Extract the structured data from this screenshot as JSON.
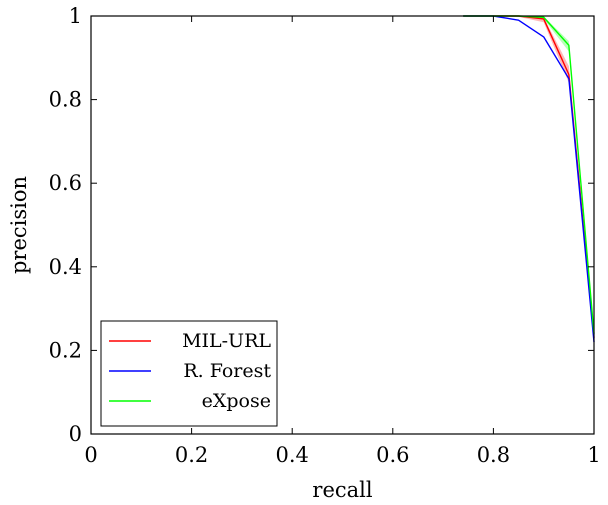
{
  "chart_data": {
    "type": "line",
    "title": "",
    "xlabel": "recall",
    "ylabel": "precision",
    "xlim": [
      0,
      1
    ],
    "ylim": [
      0,
      1
    ],
    "xticks": [
      0,
      0.2,
      0.4,
      0.6,
      0.8,
      1
    ],
    "yticks": [
      0,
      0.2,
      0.4,
      0.6,
      0.8,
      1
    ],
    "xtick_labels": [
      "0",
      "0.2",
      "0.4",
      "0.6",
      "0.8",
      "1"
    ],
    "ytick_labels": [
      "0",
      "0.2",
      "0.4",
      "0.6",
      "0.8",
      "1"
    ],
    "grid": false,
    "legend_position": "bottom-left",
    "series": [
      {
        "name": "MIL-URL",
        "color": "#ff0000",
        "x": [
          0.74,
          0.8,
          0.85,
          0.9,
          0.95,
          1.0
        ],
        "y": [
          1.0,
          1.0,
          1.0,
          0.993,
          0.86,
          0.23
        ],
        "band_upper": [
          1.0,
          1.0,
          1.0,
          0.997,
          0.88,
          0.24
        ],
        "band_lower": [
          1.0,
          1.0,
          0.998,
          0.985,
          0.84,
          0.22
        ]
      },
      {
        "name": "R. Forest",
        "color": "#0000ff",
        "x": [
          0.74,
          0.8,
          0.85,
          0.9,
          0.95,
          1.0
        ],
        "y": [
          1.0,
          1.0,
          0.99,
          0.95,
          0.85,
          0.22
        ]
      },
      {
        "name": "eXpose",
        "color": "#00ff00",
        "x": [
          0.74,
          0.8,
          0.85,
          0.9,
          0.95,
          1.0
        ],
        "y": [
          1.0,
          1.0,
          1.0,
          0.997,
          0.93,
          0.24
        ],
        "band_upper": [
          1.0,
          1.0,
          1.0,
          0.999,
          0.94,
          0.25
        ],
        "band_lower": [
          1.0,
          1.0,
          0.999,
          0.993,
          0.915,
          0.23
        ]
      }
    ]
  }
}
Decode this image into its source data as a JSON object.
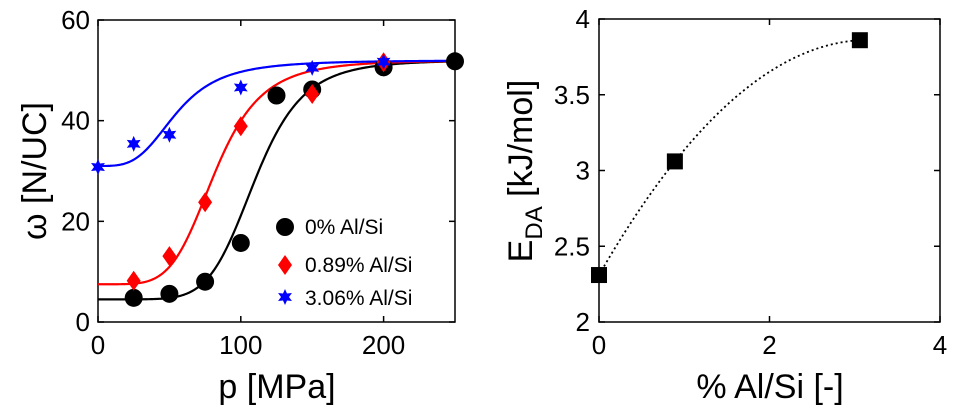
{
  "chart_data": [
    {
      "type": "scatter",
      "xlabel": "p [MPa]",
      "ylabel": "ω [N/UC]",
      "xlim": [
        0,
        250
      ],
      "ylim": [
        0,
        60
      ],
      "xticks": [
        0,
        100,
        200
      ],
      "yticks": [
        0,
        20,
        40,
        60
      ],
      "grid": false,
      "legend": "lower-right",
      "series": [
        {
          "name": "0% Al/Si",
          "color": "#000000",
          "marker": "circle",
          "x": [
            25,
            50,
            75,
            100,
            125,
            150,
            200,
            250
          ],
          "y": [
            4.8,
            5.6,
            8.0,
            15.7,
            45.0,
            46.2,
            50.6,
            51.8
          ],
          "fit": {
            "base": 4.5,
            "top": 52.0,
            "p50": 110,
            "n": 6.5
          }
        },
        {
          "name": "0.89% Al/Si",
          "color": "#ff0000",
          "marker": "diamond",
          "x": [
            25,
            50,
            75,
            100,
            150,
            200
          ],
          "y": [
            8.2,
            13.1,
            23.8,
            38.9,
            45.3,
            51.6
          ],
          "fit": {
            "base": 7.5,
            "top": 52.0,
            "p50": 82,
            "n": 5.0
          }
        },
        {
          "name": "3.06% Al/Si",
          "color": "#0000ff",
          "marker": "star",
          "x": [
            0,
            25,
            50,
            100,
            150,
            200
          ],
          "y": [
            30.8,
            35.4,
            37.2,
            46.6,
            50.5,
            51.7
          ],
          "fit": {
            "base": 31.0,
            "top": 52.0,
            "p50": 55,
            "n": 3.5
          }
        }
      ]
    },
    {
      "type": "scatter",
      "xlabel": "% Al/Si [-]",
      "ylabel_main": "E",
      "ylabel_sub": "DA",
      "ylabel_unit": " [kJ/mol]",
      "xlim": [
        0,
        4
      ],
      "ylim": [
        2,
        4
      ],
      "xticks": [
        0,
        2,
        4
      ],
      "yticks": [
        2,
        2.5,
        3,
        3.5,
        4
      ],
      "grid": false,
      "series": [
        {
          "color": "#000000",
          "marker": "square",
          "x": [
            0,
            0.89,
            3.06
          ],
          "y": [
            2.31,
            3.06,
            3.86
          ]
        }
      ]
    }
  ]
}
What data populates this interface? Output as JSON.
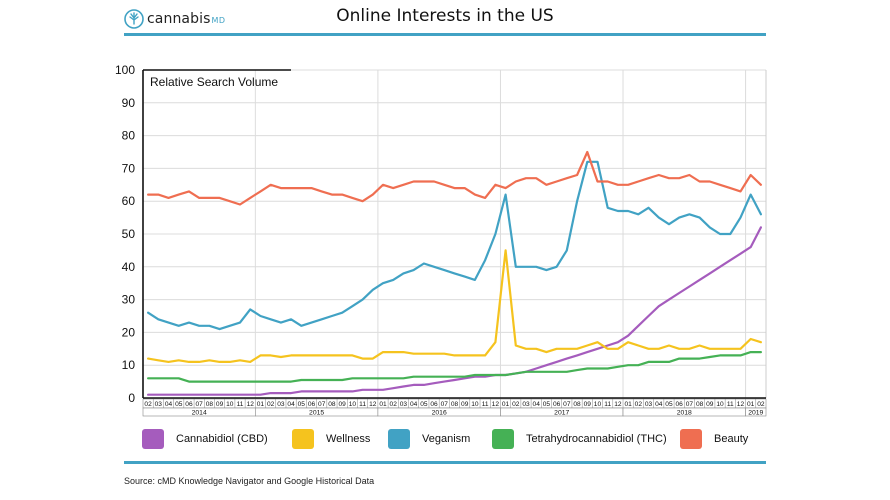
○ ○ ○ ○ ○
Given request —
Write out all the entries again, word for word, and print no images.

Exercise answer —
Extract the structured data from this screenshot as JSON.
{
  "chart_data": {
    "type": "line",
    "title": "",
    "xlabel": "recall",
    "ylabel": "precision",
    "xlim": [
      0,
      1
    ],
    "ylim": [
      0,
      1
    ],
    "xticks": [
      0,
      0.2,
      0.4,
      0.6,
      0.8,
      1
    ],
    "yticks": [
      0,
      0.2,
      0.4,
      0.6,
      0.8,
      1
    ],
    "xtick_labels": [
      "0",
      "0.2",
      "0.4",
      "0.6",
      "0.8",
      "1"
    ],
    "ytick_labels": [
      "0",
      "0.2",
      "0.4",
      "0.6",
      "0.8",
      "1"
    ],
    "grid": false,
    "legend_position": "bottom-left",
    "series": [
      {
        "name": "MIL-URL",
        "color": "#ff0000",
        "x": [
          0.74,
          0.8,
          0.85,
          0.9,
          0.95,
          1.0
        ],
        "y": [
          1.0,
          1.0,
          1.0,
          0.993,
          0.86,
          0.23
        ],
        "band_upper": [
          1.0,
          1.0,
          1.0,
          0.997,
          0.88,
          0.24
        ],
        "band_lower": [
          1.0,
          1.0,
          0.998,
          0.985,
          0.84,
          0.22
        ]
      },
      {
        "name": "R. Forest",
        "color": "#0000ff",
        "x": [
          0.74,
          0.8,
          0.85,
          0.9,
          0.95,
          1.0
        ],
        "y": [
          1.0,
          1.0,
          0.99,
          0.95,
          0.85,
          0.22
        ]
      },
      {
        "name": "eXpose",
        "color": "#00ff00",
        "x": [
          0.74,
          0.8,
          0.85,
          0.9,
          0.95,
          1.0
        ],
        "y": [
          1.0,
          1.0,
          1.0,
          0.997,
          0.93,
          0.24
        ],
        "band_upper": [
          1.0,
          1.0,
          1.0,
          0.999,
          0.94,
          0.25
        ],
        "band_lower": [
          1.0,
          1.0,
          0.999,
          0.993,
          0.915,
          0.23
        ]
      }
    ]
  }
}
Decode this image into its source data as a JSON object.
{
  "chart_data": [
    {
      "type": "scatter",
      "xlabel": "p [MPa]",
      "ylabel": "ω [N/UC]",
      "xlim": [
        0,
        250
      ],
      "ylim": [
        0,
        60
      ],
      "xticks": [
        0,
        100,
        200
      ],
      "yticks": [
        0,
        20,
        40,
        60
      ],
      "grid": false,
      "legend": "lower-right",
      "series": [
        {
          "name": "0% Al/Si",
          "color": "#000000",
          "marker": "circle",
          "x": [
            25,
            50,
            75,
            100,
            125,
            150,
            200,
            250
          ],
          "y": [
            4.8,
            5.6,
            8.0,
            15.7,
            45.0,
            46.2,
            50.6,
            51.8
          ],
          "fit": {
            "base": 4.5,
            "top": 52.0,
            "p50": 110,
            "n": 6.5
          }
        },
        {
          "name": "0.89% Al/Si",
          "color": "#ff0000",
          "marker": "diamond",
          "x": [
            25,
            50,
            75,
            100,
            150,
            200
          ],
          "y": [
            8.2,
            13.1,
            23.8,
            38.9,
            45.3,
            51.6
          ],
          "fit": {
            "base": 7.5,
            "top": 52.0,
            "p50": 82,
            "n": 5.0
          }
        },
        {
          "name": "3.06% Al/Si",
          "color": "#0000ff",
          "marker": "star",
          "x": [
            0,
            25,
            50,
            100,
            150,
            200
          ],
          "y": [
            30.8,
            35.4,
            37.2,
            46.6,
            50.5,
            51.7
          ],
          "fit": {
            "base": 31.0,
            "top": 52.0,
            "p50": 55,
            "n": 3.5
          }
        }
      ]
    },
    {
      "type": "scatter",
      "xlabel": "% Al/Si [-]",
      "ylabel_main": "E",
      "ylabel_sub": "DA",
      "ylabel_unit": " [kJ/mol]",
      "xlim": [
        0,
        4
      ],
      "ylim": [
        2,
        4
      ],
      "xticks": [
        0,
        2,
        4
      ],
      "yticks": [
        2,
        2.5,
        3,
        3.5,
        4
      ],
      "grid": false,
      "series": [
        {
          "color": "#000000",
          "marker": "square",
          "x": [
            0,
            0.89,
            3.06
          ],
          "y": [
            2.31,
            3.06,
            3.86
          ]
        }
      ]
    }
  ]
}
What data populates this interface? Output as JSON.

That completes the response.